GOAL –
Go through the listing below and gather every line with the word "libexec".

(Data records)
◆ ◆ ◆ ◆
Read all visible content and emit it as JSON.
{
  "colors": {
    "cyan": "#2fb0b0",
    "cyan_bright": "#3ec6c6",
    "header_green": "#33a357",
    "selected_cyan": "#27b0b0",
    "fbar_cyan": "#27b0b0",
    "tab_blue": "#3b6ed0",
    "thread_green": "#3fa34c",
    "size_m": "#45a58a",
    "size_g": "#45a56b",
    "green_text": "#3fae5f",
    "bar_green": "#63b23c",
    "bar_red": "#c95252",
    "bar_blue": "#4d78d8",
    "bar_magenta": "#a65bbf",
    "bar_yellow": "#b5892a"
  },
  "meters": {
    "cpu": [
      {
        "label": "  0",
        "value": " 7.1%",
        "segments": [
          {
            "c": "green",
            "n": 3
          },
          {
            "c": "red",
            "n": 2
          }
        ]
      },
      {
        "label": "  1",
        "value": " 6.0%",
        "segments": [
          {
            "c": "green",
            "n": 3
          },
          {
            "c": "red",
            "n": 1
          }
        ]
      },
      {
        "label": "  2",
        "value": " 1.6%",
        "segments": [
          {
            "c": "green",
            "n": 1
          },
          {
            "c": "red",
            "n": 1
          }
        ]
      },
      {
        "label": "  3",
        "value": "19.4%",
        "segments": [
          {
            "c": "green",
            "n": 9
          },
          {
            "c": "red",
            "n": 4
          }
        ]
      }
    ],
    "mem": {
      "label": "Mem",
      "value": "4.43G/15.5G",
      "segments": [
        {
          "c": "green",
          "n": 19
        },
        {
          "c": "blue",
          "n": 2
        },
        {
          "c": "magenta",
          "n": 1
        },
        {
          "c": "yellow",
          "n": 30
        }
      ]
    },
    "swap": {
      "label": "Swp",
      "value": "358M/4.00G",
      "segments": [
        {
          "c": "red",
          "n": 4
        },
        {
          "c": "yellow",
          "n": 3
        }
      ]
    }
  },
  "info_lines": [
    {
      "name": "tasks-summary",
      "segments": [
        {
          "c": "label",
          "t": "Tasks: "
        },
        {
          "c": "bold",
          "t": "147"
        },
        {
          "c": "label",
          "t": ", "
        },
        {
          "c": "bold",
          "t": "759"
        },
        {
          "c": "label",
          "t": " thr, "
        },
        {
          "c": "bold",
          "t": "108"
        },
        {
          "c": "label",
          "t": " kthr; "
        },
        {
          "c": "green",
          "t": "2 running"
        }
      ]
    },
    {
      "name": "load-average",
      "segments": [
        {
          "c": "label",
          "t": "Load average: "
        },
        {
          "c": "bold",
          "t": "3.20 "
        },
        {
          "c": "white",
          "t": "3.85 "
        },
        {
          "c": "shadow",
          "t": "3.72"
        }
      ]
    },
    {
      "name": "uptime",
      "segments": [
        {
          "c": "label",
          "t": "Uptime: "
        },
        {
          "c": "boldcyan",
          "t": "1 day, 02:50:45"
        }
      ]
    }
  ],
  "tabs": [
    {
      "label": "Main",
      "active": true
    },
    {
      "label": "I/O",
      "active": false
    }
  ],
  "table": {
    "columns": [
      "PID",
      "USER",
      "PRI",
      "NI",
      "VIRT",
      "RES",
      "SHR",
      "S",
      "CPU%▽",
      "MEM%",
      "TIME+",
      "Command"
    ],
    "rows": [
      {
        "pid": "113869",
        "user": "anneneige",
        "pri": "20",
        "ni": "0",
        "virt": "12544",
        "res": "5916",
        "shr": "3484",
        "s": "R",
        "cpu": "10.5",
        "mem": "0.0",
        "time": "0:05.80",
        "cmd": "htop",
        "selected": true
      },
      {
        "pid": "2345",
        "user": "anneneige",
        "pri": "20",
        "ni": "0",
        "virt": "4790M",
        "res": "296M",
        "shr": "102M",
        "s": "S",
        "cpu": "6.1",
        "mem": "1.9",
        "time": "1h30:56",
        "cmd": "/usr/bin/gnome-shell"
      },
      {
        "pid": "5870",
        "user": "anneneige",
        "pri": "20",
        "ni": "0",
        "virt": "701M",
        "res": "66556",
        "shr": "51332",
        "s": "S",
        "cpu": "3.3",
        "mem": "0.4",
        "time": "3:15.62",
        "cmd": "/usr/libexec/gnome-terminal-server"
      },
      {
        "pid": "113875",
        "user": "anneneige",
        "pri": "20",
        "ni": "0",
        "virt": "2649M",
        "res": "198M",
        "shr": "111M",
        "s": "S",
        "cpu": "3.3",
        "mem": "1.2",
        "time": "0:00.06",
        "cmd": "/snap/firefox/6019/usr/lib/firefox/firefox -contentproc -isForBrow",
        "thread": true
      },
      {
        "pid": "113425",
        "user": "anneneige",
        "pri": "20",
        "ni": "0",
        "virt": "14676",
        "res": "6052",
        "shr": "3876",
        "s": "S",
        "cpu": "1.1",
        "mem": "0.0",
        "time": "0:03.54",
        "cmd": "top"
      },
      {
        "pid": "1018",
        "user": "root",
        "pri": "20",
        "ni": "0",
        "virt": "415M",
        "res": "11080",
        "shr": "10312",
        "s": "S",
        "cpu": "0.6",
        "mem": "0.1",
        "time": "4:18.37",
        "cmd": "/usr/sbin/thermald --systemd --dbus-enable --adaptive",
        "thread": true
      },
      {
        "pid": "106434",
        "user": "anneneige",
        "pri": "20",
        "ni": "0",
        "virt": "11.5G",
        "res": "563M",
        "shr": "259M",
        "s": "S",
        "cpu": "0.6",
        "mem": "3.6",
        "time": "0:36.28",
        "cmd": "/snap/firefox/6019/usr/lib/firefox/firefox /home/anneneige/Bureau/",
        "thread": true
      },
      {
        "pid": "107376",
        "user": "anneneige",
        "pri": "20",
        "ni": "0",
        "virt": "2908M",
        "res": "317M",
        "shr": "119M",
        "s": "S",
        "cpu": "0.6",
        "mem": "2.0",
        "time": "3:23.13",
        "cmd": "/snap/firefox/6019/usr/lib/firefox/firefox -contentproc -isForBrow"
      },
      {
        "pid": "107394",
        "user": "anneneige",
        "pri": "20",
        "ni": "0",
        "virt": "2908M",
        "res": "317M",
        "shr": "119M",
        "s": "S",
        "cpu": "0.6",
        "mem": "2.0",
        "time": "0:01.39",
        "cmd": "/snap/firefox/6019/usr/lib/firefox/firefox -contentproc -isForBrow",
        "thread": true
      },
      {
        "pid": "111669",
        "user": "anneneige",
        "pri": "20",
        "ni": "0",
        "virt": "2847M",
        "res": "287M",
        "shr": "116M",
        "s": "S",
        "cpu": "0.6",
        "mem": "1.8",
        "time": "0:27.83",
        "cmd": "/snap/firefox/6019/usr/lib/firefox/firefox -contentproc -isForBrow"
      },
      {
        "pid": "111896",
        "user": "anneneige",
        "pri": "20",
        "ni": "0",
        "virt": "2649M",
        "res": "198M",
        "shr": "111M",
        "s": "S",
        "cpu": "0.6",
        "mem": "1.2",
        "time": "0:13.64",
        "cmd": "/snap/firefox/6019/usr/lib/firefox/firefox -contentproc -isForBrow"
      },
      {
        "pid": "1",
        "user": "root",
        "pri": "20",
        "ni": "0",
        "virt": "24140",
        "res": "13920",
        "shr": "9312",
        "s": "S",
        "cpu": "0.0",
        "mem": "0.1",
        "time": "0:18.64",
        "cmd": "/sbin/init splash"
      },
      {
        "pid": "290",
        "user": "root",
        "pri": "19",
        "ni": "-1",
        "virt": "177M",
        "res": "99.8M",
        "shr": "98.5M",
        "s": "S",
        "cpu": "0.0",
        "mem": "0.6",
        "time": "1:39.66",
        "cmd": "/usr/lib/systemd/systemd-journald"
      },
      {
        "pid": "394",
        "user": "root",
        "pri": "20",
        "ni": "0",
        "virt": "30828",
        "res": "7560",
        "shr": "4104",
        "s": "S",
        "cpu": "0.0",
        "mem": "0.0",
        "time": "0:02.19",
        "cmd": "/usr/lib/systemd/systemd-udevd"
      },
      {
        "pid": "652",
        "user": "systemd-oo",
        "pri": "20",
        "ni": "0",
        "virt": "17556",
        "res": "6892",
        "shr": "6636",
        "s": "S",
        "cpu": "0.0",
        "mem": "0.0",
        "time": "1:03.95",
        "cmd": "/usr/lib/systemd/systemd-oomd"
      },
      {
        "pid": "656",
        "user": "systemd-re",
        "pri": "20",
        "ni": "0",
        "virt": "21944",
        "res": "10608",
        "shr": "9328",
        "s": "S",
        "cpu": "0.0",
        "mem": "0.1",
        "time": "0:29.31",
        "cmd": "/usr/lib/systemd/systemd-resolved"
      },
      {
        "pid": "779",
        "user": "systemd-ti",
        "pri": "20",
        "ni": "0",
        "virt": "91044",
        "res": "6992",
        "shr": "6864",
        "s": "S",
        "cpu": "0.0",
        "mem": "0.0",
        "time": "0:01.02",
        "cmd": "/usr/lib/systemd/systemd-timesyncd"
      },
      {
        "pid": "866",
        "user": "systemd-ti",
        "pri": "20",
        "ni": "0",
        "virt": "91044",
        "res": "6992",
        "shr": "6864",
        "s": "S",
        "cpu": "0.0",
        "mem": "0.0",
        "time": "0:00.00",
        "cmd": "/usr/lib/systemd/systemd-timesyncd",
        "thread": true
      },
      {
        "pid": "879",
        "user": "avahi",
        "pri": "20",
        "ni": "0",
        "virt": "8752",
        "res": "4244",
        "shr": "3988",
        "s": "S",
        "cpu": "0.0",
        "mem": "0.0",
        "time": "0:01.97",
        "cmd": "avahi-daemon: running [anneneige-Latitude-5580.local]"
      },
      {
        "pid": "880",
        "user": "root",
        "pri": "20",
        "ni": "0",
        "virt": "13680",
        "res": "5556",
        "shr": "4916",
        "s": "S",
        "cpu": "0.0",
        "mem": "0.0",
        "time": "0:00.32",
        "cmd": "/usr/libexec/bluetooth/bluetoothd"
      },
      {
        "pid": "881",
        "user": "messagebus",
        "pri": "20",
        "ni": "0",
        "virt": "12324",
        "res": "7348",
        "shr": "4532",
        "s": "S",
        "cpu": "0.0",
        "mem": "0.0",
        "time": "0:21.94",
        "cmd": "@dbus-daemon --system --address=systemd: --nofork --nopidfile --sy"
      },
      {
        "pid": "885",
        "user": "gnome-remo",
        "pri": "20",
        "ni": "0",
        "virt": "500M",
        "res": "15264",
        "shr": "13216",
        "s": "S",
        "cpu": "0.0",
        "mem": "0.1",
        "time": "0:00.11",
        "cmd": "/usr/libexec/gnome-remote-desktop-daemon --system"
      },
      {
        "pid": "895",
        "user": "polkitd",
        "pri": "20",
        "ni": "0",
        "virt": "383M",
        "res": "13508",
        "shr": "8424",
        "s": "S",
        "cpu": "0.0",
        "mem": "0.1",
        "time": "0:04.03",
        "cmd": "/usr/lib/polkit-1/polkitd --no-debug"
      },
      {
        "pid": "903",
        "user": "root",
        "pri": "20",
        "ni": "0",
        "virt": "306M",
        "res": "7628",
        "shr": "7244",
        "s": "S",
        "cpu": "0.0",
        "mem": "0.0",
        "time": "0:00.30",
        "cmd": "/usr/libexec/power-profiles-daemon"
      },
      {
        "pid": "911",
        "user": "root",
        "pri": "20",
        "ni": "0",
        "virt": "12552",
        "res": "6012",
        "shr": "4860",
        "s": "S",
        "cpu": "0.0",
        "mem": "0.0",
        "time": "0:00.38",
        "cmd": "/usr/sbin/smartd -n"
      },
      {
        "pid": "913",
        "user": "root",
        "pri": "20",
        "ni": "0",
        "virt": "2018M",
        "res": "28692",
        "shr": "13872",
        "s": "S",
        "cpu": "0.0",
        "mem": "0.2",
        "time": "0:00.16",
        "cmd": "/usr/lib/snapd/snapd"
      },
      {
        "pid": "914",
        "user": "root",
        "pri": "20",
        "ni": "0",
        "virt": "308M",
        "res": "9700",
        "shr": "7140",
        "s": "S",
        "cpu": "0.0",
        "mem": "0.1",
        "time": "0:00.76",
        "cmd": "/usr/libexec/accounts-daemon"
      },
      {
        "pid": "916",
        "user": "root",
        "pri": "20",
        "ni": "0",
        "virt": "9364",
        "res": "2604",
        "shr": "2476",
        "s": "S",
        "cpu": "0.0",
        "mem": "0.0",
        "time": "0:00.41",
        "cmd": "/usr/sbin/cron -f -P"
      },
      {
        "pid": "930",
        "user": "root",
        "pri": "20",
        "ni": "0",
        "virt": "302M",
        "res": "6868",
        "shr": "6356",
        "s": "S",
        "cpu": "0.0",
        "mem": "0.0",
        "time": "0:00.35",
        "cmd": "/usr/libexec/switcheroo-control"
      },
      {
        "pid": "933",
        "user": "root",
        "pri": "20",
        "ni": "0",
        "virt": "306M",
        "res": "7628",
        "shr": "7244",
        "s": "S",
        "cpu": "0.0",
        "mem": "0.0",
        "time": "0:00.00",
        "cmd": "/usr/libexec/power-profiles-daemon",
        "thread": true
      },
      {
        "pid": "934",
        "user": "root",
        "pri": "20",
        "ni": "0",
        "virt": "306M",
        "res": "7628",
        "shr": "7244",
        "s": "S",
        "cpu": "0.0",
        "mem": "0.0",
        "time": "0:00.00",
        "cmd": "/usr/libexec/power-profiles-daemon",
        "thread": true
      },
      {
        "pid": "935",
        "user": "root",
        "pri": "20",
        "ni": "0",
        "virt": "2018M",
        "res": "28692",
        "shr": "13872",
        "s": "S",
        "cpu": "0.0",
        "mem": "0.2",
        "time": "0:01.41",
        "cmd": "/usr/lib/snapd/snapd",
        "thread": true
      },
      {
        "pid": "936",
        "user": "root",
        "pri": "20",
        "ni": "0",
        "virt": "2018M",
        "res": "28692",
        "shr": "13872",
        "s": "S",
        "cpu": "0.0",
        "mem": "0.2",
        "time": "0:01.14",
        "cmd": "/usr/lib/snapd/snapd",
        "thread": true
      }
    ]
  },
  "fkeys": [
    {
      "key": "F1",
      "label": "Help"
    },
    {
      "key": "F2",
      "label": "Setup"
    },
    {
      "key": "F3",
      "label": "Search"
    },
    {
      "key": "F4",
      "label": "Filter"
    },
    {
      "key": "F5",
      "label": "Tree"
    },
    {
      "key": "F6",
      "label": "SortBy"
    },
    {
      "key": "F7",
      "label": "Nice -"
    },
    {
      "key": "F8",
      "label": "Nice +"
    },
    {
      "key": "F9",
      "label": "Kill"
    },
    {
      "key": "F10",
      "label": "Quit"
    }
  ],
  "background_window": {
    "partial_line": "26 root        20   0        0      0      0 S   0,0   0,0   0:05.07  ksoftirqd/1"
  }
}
◆ ◆ ◆ ◆
FINAL ANSWER –
        "cmd": "/usr/libexec/gnome-terminal-server"
        "cmd": "/usr/libexec/bluetooth/bluetoothd"
        "cmd": "/usr/libexec/gnome-remote-desktop-daemon --system"
        "cmd": "/usr/libexec/power-profiles-daemon"
        "cmd": "/usr/libexec/accounts-daemon"
        "cmd": "/usr/libexec/switcheroo-control"
        "cmd": "/usr/libexec/power-profiles-daemon",
        "cmd": "/usr/libexec/power-profiles-daemon",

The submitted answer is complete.